| Data |
>> Begin

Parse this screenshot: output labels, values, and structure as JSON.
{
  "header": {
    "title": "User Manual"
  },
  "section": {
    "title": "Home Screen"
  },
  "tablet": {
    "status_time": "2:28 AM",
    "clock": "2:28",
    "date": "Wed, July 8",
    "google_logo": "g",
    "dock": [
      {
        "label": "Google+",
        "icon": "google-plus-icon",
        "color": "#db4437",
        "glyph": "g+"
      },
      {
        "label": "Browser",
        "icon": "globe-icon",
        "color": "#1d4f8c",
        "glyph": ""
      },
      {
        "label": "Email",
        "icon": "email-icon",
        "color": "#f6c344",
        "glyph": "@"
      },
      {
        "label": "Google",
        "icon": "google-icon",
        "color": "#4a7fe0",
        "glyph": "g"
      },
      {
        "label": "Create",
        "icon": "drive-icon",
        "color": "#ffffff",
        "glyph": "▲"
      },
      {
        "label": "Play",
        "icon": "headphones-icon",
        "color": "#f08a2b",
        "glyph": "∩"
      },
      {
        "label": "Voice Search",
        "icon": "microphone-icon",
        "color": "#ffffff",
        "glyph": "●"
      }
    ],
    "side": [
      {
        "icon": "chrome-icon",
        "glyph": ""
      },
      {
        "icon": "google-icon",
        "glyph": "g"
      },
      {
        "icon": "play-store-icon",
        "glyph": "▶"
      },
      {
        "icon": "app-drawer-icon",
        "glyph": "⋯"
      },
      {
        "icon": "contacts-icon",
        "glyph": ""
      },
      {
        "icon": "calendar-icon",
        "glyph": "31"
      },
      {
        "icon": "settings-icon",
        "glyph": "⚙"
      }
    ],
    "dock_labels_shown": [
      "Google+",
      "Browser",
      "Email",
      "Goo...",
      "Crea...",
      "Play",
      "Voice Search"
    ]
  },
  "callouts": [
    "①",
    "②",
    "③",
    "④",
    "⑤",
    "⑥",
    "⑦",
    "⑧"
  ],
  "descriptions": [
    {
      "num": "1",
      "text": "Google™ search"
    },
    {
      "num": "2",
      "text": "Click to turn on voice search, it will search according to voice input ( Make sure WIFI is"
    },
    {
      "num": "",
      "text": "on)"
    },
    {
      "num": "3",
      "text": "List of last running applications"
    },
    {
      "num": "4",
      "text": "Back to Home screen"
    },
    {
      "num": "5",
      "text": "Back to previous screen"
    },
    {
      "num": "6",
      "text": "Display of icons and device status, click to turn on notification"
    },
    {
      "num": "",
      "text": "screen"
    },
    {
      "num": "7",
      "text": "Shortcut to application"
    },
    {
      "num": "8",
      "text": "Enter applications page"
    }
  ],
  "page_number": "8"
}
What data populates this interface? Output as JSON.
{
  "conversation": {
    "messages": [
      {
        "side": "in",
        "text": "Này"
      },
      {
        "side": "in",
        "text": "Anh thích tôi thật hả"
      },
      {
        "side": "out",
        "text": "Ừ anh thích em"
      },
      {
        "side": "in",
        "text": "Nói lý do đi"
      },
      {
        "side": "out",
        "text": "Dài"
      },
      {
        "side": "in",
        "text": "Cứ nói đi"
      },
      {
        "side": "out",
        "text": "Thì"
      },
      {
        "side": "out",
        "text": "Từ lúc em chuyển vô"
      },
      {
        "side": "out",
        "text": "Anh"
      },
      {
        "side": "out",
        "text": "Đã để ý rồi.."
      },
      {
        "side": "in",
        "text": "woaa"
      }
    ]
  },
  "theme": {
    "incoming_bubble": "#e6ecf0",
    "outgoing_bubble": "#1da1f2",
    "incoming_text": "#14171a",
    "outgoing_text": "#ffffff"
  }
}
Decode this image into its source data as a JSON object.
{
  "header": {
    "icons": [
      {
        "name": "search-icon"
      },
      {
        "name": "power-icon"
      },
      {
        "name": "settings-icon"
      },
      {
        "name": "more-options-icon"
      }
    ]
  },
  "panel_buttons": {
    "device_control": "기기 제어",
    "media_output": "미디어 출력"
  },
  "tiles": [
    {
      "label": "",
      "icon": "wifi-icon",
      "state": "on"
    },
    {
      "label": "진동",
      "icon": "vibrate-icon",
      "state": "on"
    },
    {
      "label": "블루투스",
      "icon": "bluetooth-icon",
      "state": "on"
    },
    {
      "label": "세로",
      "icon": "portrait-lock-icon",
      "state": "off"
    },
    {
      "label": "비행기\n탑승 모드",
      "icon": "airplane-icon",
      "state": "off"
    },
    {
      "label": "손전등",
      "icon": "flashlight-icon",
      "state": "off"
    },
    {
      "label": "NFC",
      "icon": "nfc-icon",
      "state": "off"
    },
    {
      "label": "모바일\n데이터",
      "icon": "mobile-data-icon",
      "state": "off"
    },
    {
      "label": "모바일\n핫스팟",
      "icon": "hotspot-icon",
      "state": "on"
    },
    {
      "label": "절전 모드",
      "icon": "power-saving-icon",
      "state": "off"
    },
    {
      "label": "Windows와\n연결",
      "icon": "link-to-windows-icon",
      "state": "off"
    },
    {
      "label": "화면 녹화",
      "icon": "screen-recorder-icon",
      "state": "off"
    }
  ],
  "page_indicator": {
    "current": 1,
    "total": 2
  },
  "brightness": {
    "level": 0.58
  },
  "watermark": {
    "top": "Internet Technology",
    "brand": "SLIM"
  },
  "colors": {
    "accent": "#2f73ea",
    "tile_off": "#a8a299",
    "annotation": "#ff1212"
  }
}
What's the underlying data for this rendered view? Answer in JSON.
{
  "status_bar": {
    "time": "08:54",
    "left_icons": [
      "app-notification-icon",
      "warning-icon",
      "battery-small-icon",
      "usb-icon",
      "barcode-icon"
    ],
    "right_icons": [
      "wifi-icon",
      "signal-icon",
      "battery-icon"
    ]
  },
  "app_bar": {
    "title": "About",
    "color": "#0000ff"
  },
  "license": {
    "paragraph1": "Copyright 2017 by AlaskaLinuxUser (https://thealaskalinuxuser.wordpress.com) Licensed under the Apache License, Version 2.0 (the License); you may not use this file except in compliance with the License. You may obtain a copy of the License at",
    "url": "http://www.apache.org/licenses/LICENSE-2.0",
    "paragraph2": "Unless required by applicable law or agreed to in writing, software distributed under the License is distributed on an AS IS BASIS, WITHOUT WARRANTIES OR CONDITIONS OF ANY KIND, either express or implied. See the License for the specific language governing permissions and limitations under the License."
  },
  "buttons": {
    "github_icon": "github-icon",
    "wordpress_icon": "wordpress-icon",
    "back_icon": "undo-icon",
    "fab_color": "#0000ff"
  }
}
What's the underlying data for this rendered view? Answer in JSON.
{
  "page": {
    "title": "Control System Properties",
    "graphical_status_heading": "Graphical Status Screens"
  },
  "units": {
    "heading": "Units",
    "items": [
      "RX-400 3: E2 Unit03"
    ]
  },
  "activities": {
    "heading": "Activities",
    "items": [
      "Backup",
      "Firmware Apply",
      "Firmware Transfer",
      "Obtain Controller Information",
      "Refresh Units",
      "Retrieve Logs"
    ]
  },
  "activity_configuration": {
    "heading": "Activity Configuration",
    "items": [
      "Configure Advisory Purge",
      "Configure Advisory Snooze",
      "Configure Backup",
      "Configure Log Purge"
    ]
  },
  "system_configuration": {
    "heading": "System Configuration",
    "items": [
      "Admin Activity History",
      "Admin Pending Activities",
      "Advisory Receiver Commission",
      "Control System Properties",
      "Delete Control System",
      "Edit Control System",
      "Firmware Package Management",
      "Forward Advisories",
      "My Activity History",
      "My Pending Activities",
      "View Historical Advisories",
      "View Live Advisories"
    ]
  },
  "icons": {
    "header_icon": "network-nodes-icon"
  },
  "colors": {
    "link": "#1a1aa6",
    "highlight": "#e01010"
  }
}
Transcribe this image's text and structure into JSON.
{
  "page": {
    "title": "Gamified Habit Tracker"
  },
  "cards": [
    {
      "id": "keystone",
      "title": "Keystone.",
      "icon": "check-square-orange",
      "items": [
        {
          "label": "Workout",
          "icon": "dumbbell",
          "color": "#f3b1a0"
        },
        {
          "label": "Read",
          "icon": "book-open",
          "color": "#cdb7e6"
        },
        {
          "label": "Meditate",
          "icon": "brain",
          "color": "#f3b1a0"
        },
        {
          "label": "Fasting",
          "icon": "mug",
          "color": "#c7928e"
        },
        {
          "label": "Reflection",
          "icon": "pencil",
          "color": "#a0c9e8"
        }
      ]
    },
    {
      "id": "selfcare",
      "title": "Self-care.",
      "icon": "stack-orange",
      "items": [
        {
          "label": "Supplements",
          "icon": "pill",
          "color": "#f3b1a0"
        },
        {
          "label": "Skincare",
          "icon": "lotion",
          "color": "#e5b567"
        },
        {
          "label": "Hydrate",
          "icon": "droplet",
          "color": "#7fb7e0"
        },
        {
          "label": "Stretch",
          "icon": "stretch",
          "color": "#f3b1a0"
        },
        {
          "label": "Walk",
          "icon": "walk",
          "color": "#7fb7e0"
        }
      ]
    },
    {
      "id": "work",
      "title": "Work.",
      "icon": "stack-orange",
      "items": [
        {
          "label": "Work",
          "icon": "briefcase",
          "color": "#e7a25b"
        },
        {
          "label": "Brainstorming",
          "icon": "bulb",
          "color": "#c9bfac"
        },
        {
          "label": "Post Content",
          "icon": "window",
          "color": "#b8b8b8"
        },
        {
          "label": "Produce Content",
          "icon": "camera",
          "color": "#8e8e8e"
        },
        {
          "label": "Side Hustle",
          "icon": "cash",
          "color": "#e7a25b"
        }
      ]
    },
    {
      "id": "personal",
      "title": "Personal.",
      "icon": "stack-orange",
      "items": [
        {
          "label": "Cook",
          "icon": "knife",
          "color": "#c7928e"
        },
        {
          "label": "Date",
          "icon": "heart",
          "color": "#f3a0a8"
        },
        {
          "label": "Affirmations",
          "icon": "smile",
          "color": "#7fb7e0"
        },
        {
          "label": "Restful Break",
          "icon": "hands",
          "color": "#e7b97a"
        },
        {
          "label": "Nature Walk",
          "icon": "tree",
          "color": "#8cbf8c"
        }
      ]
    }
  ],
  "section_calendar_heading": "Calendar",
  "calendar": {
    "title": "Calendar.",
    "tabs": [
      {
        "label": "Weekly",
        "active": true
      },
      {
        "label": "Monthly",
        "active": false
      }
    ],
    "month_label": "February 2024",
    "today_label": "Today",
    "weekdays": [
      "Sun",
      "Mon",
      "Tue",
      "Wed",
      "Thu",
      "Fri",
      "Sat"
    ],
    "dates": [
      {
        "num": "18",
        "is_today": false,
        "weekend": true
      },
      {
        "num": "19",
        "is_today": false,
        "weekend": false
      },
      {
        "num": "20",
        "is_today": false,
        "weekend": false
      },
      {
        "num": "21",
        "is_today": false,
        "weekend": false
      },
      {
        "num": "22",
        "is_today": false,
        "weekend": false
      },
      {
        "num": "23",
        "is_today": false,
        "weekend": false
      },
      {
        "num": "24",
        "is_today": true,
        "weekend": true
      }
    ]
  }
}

>> End

| Short exercise |
From the records, copy every line that has the string "applications" in it.

| Response |
      "text": "List of last running applications"
      "text": "Enter applications page"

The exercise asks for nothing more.